===== DATA LISTING

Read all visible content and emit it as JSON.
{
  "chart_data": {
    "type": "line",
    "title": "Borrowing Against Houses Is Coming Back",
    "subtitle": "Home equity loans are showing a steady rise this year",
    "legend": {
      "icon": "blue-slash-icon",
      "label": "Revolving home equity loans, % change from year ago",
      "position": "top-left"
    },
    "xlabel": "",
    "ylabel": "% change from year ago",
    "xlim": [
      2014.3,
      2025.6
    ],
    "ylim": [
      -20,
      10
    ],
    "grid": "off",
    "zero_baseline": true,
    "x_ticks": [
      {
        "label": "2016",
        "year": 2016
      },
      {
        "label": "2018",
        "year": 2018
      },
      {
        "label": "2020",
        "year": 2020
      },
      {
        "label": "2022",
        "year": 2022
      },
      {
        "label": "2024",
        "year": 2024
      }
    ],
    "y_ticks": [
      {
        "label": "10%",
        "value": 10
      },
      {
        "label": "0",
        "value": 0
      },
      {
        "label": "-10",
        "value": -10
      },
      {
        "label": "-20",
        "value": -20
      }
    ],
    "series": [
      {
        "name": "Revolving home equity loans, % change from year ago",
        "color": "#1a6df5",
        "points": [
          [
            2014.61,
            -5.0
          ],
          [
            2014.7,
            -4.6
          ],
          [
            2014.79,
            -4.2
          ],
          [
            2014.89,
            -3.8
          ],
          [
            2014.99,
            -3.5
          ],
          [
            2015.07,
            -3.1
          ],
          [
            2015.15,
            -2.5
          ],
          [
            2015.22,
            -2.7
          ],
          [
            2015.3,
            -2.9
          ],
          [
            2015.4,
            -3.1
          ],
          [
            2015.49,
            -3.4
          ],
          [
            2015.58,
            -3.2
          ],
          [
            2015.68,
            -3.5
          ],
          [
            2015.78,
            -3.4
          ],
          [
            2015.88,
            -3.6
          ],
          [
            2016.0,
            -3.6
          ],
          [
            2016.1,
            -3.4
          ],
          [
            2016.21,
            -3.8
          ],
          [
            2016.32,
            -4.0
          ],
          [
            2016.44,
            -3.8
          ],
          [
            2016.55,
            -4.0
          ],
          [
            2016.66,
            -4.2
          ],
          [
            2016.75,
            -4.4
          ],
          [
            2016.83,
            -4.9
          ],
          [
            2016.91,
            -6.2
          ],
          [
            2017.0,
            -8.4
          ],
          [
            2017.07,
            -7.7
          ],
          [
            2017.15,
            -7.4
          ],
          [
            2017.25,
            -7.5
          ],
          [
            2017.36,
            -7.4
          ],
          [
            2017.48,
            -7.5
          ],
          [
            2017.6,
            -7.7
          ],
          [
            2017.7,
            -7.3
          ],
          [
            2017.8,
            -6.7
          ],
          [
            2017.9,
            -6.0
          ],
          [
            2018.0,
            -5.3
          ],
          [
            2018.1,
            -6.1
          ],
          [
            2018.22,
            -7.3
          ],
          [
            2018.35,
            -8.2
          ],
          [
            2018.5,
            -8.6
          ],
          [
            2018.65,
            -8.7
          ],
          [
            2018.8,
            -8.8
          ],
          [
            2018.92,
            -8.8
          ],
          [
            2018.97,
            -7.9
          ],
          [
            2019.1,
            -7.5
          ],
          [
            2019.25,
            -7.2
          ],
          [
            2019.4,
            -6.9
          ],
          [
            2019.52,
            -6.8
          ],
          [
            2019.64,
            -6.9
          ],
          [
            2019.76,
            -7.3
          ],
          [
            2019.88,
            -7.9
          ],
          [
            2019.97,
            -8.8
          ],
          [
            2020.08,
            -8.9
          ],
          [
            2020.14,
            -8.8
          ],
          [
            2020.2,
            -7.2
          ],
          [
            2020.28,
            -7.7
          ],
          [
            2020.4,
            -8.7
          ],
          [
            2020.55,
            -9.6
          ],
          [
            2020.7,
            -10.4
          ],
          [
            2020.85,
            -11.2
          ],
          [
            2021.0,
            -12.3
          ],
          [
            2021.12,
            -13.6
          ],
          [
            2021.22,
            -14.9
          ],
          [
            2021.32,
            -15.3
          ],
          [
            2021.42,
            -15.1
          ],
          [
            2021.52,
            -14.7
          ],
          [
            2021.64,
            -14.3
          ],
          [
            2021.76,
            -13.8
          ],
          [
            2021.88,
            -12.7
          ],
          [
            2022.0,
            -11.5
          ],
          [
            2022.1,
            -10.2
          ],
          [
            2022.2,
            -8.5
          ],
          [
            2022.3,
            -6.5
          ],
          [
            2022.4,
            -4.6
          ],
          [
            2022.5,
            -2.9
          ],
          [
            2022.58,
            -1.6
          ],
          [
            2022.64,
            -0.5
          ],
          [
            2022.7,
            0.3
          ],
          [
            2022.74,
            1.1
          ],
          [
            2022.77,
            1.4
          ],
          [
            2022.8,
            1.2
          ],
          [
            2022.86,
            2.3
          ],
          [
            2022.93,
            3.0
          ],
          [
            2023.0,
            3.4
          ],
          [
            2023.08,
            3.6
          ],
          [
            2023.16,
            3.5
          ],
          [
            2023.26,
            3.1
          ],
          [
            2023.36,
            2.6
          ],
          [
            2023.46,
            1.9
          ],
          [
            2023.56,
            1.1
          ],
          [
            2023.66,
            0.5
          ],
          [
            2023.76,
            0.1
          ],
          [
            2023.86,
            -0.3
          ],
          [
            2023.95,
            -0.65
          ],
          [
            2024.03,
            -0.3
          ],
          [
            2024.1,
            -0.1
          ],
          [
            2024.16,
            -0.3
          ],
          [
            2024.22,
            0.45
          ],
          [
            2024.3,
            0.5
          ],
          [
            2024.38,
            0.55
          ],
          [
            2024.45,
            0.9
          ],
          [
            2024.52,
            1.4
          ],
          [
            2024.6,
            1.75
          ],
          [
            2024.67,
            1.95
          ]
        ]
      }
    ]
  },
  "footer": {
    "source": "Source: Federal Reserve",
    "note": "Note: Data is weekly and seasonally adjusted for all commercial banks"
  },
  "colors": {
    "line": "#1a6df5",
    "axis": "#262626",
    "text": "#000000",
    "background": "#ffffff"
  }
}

==========

◆ **OBJECTIVE**:
Only the number is wanted: how many lines above include the word "from"?

◆ **FINISHED TASK**:
3